## Requirement
Report how many lines contain "this". The answer is a single number.

## Available records
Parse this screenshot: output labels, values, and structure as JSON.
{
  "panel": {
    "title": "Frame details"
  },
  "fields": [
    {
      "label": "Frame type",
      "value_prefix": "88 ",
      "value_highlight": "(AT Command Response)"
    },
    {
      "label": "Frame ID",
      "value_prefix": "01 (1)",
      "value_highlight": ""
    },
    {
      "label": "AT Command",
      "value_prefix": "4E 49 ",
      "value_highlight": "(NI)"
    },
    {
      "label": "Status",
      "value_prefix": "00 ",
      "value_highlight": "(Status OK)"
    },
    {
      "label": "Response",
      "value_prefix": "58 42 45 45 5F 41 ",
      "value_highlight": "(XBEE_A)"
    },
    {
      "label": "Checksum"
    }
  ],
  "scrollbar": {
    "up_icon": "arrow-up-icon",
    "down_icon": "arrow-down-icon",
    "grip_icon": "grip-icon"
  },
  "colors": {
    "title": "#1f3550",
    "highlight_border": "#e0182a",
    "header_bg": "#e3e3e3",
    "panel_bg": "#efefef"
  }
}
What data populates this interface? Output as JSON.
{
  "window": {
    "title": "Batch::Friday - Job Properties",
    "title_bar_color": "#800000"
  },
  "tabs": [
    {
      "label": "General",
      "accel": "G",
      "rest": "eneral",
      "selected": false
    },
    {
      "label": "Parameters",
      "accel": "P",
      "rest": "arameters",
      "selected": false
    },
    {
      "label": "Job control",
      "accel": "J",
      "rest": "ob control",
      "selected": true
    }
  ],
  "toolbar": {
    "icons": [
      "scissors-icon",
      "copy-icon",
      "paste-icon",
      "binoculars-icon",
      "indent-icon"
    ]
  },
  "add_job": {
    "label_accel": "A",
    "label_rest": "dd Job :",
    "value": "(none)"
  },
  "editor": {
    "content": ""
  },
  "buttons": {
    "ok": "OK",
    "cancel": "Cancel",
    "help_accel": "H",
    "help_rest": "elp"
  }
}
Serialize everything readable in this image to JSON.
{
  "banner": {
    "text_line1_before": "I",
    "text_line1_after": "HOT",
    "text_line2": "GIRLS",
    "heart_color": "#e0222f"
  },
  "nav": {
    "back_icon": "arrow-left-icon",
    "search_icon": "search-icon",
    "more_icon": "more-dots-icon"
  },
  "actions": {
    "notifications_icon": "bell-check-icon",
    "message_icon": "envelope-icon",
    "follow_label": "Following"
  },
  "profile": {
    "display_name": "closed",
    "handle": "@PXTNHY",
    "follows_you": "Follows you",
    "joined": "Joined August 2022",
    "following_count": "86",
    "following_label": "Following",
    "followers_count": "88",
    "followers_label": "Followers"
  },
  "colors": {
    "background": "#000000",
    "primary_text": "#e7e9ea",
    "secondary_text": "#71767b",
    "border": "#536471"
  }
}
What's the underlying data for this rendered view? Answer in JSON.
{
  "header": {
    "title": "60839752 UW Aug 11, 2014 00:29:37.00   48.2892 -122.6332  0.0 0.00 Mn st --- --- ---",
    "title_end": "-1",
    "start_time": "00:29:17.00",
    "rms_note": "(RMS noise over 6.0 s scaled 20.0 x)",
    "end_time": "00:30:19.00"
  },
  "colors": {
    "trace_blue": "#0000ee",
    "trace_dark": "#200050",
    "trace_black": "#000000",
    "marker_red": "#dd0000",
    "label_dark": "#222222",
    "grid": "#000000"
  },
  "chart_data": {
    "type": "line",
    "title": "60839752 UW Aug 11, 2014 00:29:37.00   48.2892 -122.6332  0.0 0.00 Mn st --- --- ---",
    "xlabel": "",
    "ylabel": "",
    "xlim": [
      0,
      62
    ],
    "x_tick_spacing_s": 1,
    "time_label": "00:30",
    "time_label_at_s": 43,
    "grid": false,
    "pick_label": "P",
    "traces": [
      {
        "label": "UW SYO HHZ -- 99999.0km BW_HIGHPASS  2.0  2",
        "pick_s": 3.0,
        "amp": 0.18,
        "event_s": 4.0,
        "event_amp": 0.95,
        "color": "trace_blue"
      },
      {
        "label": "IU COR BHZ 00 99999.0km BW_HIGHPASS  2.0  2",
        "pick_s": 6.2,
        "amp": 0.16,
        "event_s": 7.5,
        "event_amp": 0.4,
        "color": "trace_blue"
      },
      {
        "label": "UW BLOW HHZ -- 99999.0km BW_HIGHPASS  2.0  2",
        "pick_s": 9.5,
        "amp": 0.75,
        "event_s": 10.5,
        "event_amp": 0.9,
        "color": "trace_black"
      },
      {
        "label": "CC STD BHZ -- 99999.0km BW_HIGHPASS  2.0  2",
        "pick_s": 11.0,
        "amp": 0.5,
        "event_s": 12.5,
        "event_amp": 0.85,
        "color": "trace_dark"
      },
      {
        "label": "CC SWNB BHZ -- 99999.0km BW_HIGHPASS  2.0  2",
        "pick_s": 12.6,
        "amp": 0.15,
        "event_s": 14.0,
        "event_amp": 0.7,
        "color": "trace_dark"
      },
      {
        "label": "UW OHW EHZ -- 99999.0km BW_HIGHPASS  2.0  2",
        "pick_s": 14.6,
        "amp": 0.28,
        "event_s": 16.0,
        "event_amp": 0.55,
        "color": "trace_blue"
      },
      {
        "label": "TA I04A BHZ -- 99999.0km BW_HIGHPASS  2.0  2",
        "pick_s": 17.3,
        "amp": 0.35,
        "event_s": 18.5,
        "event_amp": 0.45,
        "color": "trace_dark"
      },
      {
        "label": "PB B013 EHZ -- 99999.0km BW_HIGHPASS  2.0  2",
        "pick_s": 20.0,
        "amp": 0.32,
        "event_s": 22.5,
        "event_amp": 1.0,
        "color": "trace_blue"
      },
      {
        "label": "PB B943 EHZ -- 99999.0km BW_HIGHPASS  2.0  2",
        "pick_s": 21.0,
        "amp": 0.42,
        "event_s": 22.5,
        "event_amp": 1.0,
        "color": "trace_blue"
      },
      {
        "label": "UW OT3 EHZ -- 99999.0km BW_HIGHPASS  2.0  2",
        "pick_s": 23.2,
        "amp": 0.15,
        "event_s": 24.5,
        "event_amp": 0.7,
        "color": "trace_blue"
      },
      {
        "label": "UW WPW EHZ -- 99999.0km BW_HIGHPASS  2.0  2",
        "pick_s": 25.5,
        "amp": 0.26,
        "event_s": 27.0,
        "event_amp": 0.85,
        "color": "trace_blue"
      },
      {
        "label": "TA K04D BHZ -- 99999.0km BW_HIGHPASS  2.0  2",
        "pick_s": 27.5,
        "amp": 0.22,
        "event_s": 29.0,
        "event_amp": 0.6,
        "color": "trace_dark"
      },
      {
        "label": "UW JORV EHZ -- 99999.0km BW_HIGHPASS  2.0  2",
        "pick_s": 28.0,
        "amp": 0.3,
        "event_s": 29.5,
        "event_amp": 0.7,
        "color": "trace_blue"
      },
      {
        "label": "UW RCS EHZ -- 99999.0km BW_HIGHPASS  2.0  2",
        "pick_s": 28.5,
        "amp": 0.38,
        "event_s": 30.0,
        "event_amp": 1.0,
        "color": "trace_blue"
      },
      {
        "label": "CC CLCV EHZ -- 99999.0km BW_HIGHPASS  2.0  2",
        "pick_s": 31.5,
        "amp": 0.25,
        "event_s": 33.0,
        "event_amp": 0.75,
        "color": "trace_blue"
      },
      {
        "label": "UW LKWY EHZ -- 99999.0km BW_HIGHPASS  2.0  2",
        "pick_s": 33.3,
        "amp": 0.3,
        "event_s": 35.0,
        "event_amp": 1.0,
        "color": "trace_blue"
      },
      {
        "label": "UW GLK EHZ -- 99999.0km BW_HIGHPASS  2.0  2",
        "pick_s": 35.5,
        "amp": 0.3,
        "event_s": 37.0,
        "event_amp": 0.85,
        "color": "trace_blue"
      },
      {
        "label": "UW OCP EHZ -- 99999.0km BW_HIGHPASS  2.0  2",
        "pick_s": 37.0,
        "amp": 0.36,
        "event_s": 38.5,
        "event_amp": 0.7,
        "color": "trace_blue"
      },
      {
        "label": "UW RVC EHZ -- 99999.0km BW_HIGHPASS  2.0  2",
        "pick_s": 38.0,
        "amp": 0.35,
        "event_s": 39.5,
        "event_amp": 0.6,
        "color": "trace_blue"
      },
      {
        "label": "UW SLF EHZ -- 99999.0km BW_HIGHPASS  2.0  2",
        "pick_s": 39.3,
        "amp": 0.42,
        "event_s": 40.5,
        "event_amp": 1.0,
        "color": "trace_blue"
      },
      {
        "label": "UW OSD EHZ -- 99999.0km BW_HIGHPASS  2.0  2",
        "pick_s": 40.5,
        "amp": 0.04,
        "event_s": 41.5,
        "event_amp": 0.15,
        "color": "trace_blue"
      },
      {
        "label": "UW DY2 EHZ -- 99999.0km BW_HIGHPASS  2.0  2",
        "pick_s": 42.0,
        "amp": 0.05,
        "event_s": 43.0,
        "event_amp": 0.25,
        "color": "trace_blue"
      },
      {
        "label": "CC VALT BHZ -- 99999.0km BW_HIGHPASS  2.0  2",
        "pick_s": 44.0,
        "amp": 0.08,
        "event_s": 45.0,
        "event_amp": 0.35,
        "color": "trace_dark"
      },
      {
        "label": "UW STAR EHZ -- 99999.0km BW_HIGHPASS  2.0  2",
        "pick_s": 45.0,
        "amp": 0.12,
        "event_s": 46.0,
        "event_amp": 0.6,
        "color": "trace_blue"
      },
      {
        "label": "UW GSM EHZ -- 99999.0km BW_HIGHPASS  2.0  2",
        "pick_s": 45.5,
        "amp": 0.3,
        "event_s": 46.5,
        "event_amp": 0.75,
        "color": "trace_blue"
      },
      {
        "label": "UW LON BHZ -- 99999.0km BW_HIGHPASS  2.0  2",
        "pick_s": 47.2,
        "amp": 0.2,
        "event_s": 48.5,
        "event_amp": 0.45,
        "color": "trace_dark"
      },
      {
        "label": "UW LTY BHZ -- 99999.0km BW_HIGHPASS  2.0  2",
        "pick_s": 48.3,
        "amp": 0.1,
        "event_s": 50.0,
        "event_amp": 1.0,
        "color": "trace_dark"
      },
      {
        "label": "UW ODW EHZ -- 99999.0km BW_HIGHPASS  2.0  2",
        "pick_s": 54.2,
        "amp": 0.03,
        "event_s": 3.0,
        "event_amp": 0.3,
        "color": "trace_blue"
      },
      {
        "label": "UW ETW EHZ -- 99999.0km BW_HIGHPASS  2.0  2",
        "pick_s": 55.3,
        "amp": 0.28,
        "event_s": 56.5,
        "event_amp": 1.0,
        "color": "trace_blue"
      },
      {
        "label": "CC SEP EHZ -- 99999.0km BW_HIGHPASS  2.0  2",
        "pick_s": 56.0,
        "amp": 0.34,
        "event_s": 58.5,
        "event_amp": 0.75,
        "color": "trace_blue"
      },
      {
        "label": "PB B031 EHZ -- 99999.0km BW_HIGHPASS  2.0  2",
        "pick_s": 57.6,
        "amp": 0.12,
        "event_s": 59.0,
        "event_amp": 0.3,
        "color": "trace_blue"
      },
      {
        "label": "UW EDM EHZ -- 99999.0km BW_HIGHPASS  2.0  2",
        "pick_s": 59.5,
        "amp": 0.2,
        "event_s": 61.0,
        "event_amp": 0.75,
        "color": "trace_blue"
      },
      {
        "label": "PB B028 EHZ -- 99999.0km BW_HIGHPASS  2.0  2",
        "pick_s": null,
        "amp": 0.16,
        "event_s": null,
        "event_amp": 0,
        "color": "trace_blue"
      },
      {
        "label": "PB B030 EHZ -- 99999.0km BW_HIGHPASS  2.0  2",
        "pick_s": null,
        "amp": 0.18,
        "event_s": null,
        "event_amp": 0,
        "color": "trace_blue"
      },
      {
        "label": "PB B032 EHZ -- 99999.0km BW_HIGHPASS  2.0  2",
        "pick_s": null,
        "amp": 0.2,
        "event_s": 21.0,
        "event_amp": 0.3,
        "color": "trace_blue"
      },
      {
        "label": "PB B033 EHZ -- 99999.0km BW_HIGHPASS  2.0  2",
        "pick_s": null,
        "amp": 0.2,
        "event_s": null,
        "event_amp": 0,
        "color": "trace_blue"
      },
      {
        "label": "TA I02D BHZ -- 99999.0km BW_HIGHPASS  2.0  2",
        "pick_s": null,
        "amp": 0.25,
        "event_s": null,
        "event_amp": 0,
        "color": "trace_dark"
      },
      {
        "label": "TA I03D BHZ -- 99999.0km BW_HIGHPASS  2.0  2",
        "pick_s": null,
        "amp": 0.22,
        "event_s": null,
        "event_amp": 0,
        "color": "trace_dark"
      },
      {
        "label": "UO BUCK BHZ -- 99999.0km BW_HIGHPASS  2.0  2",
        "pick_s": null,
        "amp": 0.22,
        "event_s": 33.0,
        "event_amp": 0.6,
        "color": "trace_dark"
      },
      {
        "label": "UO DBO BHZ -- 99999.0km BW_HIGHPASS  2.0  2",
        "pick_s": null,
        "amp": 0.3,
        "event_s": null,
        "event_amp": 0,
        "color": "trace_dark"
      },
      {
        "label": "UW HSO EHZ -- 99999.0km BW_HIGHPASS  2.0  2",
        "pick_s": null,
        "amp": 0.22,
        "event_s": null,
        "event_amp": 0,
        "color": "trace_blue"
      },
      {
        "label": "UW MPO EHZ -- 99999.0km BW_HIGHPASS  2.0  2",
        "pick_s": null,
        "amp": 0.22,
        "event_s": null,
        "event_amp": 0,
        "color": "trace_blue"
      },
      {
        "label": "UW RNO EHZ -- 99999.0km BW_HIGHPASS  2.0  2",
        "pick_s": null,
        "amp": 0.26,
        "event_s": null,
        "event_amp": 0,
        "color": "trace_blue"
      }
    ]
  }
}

## Worked answer
4